Data entries:
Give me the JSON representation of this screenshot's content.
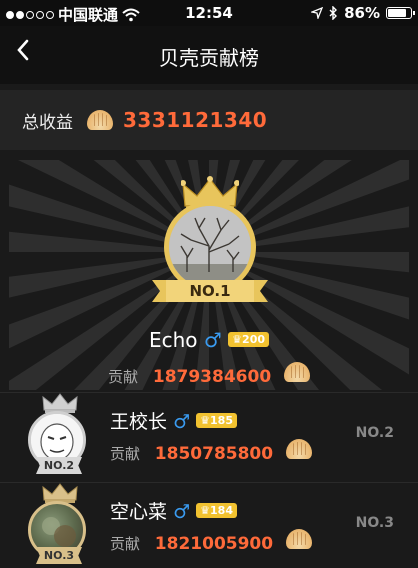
{
  "status": {
    "carrier": "中国联通",
    "time": "12:54",
    "battery": "86%",
    "battery_level": 0.86
  },
  "nav": {
    "back_glyph": "<",
    "title": "贝壳贡献榜"
  },
  "income": {
    "label": "总收益",
    "value": "3331121340",
    "icon": "shell-icon"
  },
  "top1": {
    "rank_label": "NO.1",
    "name": "Echo",
    "gender": "♂",
    "level": "200",
    "contrib_label": "贡献",
    "contrib_value": "1879384600"
  },
  "list": [
    {
      "rank_label": "NO.2",
      "rank_right": "NO.2",
      "name": "王校长",
      "gender": "♂",
      "level": "185",
      "contrib_label": "贡献",
      "contrib_value": "1850785800"
    },
    {
      "rank_label": "NO.3",
      "rank_right": "NO.3",
      "name": "空心菜",
      "gender": "♂",
      "level": "184",
      "contrib_label": "贡献",
      "contrib_value": "1821005900"
    }
  ],
  "colors": {
    "accent_orange": "#ff6a3a",
    "gold": "#e8c55c",
    "male_blue": "#3a9bf0",
    "level_badge": "#f2c230"
  }
}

**Task instructions:**
Reproduce the data word for word, excluding its pictures.

**Response:**
Give me the JSON representation of this screenshot's content.
{
  "status": {
    "carrier": "中国联通",
    "time": "12:54",
    "battery": "86%",
    "battery_level": 0.86
  },
  "nav": {
    "back_glyph": "<",
    "title": "贝壳贡献榜"
  },
  "income": {
    "label": "总收益",
    "value": "3331121340",
    "icon": "shell-icon"
  },
  "top1": {
    "rank_label": "NO.1",
    "name": "Echo",
    "gender": "♂",
    "level": "200",
    "contrib_label": "贡献",
    "contrib_value": "1879384600"
  },
  "list": [
    {
      "rank_label": "NO.2",
      "rank_right": "NO.2",
      "name": "王校长",
      "gender": "♂",
      "level": "185",
      "contrib_label": "贡献",
      "contrib_value": "1850785800"
    },
    {
      "rank_label": "NO.3",
      "rank_right": "NO.3",
      "name": "空心菜",
      "gender": "♂",
      "level": "184",
      "contrib_label": "贡献",
      "contrib_value": "1821005900"
    }
  ],
  "colors": {
    "accent_orange": "#ff6a3a",
    "gold": "#e8c55c",
    "male_blue": "#3a9bf0",
    "level_badge": "#f2c230"
  }
}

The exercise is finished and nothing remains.